▶ Stated exercise
Skip the images and copy each record exactly as written.

▶ Data excerpts
____________
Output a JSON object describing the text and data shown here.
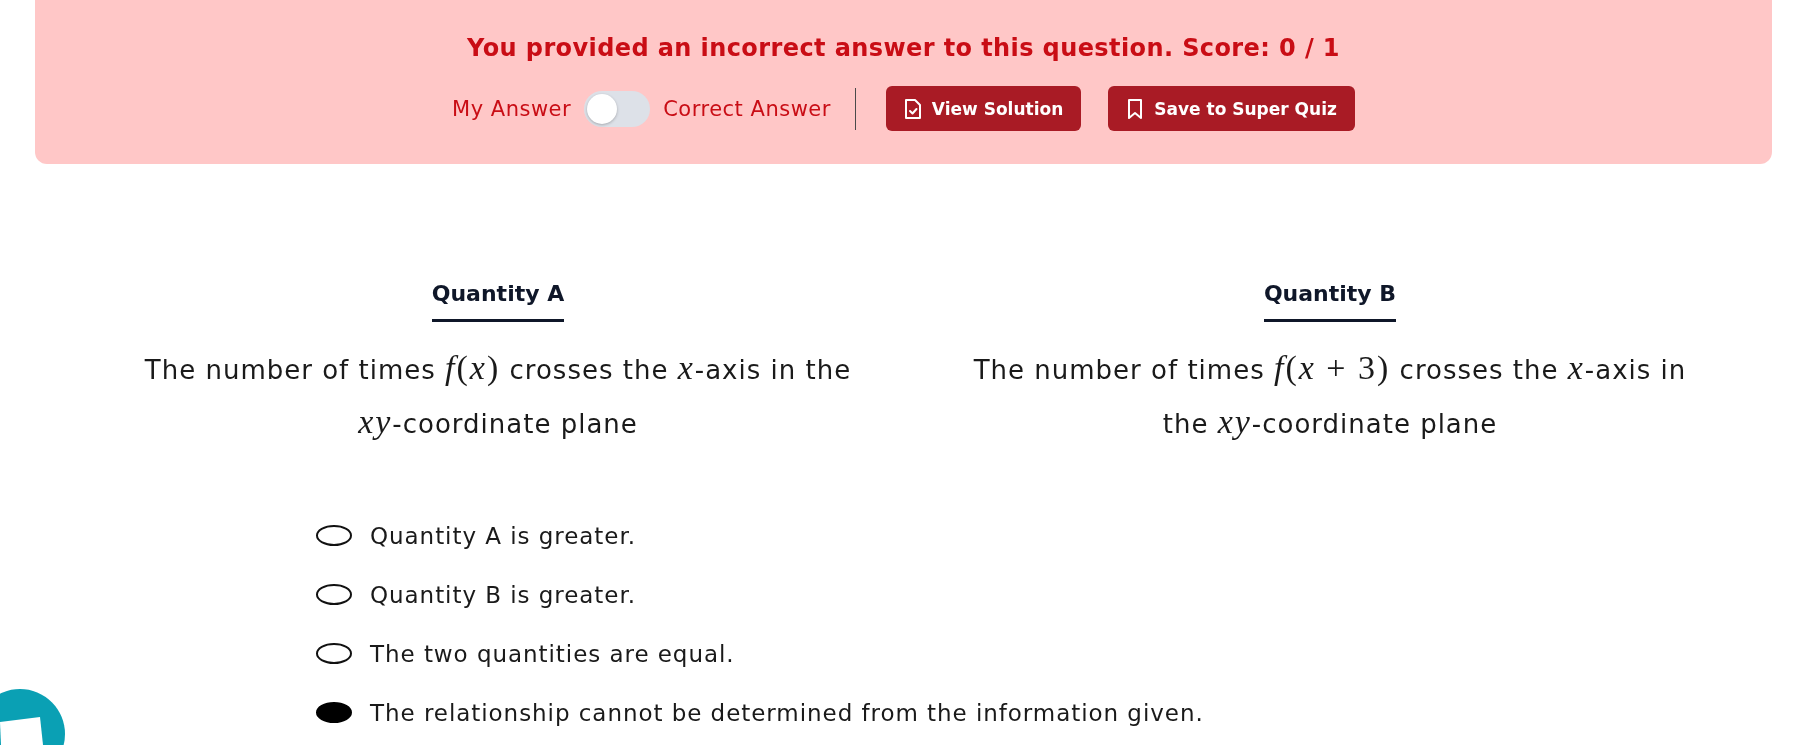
{
  "feedback": {
    "message": "You provided an incorrect answer to this question. Score: 0 / 1",
    "toggle": {
      "left_label": "My Answer",
      "right_label": "Correct Answer",
      "on": false
    },
    "buttons": [
      {
        "kind": "solution",
        "label": "View Solution"
      },
      {
        "kind": "save",
        "label": "Save to Super Quiz"
      }
    ]
  },
  "quantities": [
    {
      "heading": "Quantity A",
      "parts": [
        {
          "kind": "text",
          "text": "The number of times "
        },
        {
          "kind": "math",
          "text": "*f*(*x*)"
        },
        {
          "kind": "text",
          "text": " crosses the "
        },
        {
          "kind": "math",
          "text": "*x*"
        },
        {
          "kind": "text",
          "text": "-axis in the "
        },
        {
          "kind": "math",
          "text": "*xy*"
        },
        {
          "kind": "text",
          "text": "-coordinate plane"
        }
      ]
    },
    {
      "heading": "Quantity B",
      "parts": [
        {
          "kind": "text",
          "text": "The number of times "
        },
        {
          "kind": "math",
          "text": "*f*(*x* + 3)"
        },
        {
          "kind": "text",
          "text": " crosses the "
        },
        {
          "kind": "math",
          "text": "*x*"
        },
        {
          "kind": "text",
          "text": "-axis in the "
        },
        {
          "kind": "math",
          "text": "*xy*"
        },
        {
          "kind": "text",
          "text": "-coordinate plane"
        }
      ]
    }
  ],
  "options": [
    {
      "label": "Quantity A is greater.",
      "selected": false
    },
    {
      "label": "Quantity B is greater.",
      "selected": false
    },
    {
      "label": "The two quantities are equal.",
      "selected": false
    },
    {
      "label": "The relationship cannot be determined from the information given.",
      "selected": true
    }
  ]
}
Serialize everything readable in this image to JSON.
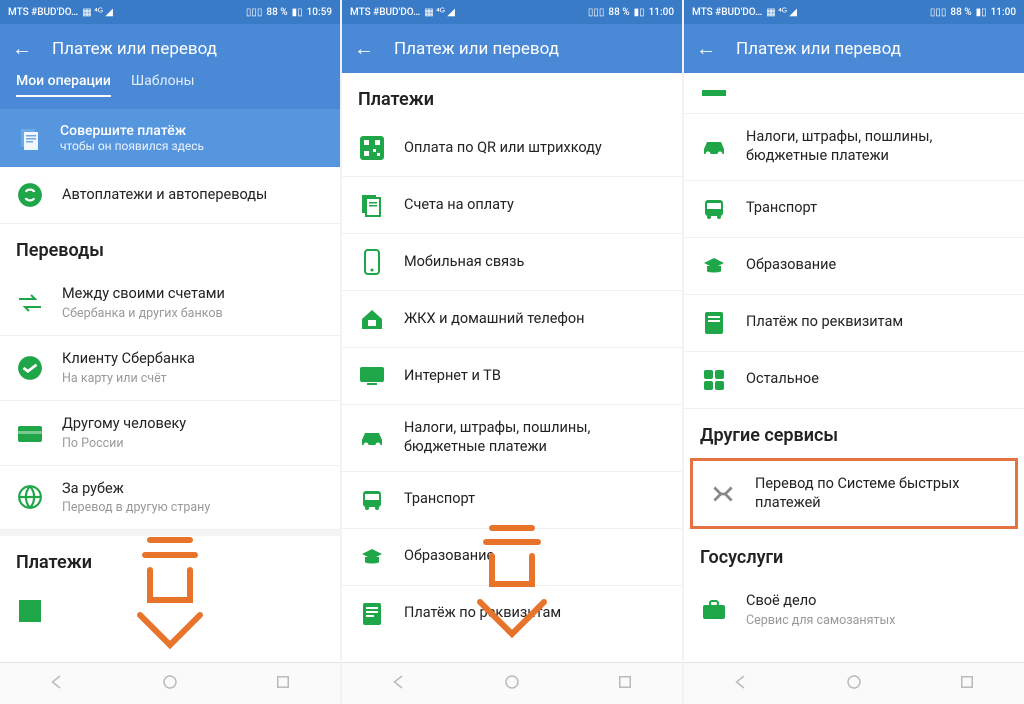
____________
▶ Response to the task
Output a JSON object describing the text and data shown here.
{
  "feedback": {
    "message": "You provided an incorrect answer to this question. Score: 0 / 1",
    "toggle": {
      "left_label": "My Answer",
      "right_label": "Correct Answer",
      "on": false
    },
    "buttons": [
      {
        "kind": "solution",
        "label": "View Solution"
      },
      {
        "kind": "save",
        "label": "Save to Super Quiz"
      }
    ]
  },
  "quantities": [
    {
      "heading": "Quantity A",
      "parts": [
        {
          "kind": "text",
          "text": "The number of times "
        },
        {
          "kind": "math",
          "text": "*f*(*x*)"
        },
        {
          "kind": "text",
          "text": " crosses the "
        },
        {
          "kind": "math",
          "text": "*x*"
        },
        {
          "kind": "text",
          "text": "-axis in the "
        },
        {
          "kind": "math",
          "text": "*xy*"
        },
        {
          "kind": "text",
          "text": "-coordinate plane"
        }
      ]
    },
    {
      "heading": "Quantity B",
      "parts": [
        {
          "kind": "text",
          "text": "The number of times "
        },
        {
          "kind": "math",
          "text": "*f*(*x* + 3)"
        },
        {
          "kind": "text",
          "text": " crosses the "
        },
        {
          "kind": "math",
          "text": "*x*"
        },
        {
          "kind": "text",
          "text": "-axis in the "
        },
        {
          "kind": "math",
          "text": "*xy*"
        },
        {
          "kind": "text",
          "text": "-coordinate plane"
        }
      ]
    }
  ],
  "options": [
    {
      "label": "Quantity A is greater.",
      "selected": false
    },
    {
      "label": "Quantity B is greater.",
      "selected": false
    },
    {
      "label": "The two quantities are equal.",
      "selected": false
    },
    {
      "label": "The relationship cannot be determined from the information given.",
      "selected": true
    }
  ]
}
Serialize everything readable in this image to JSON.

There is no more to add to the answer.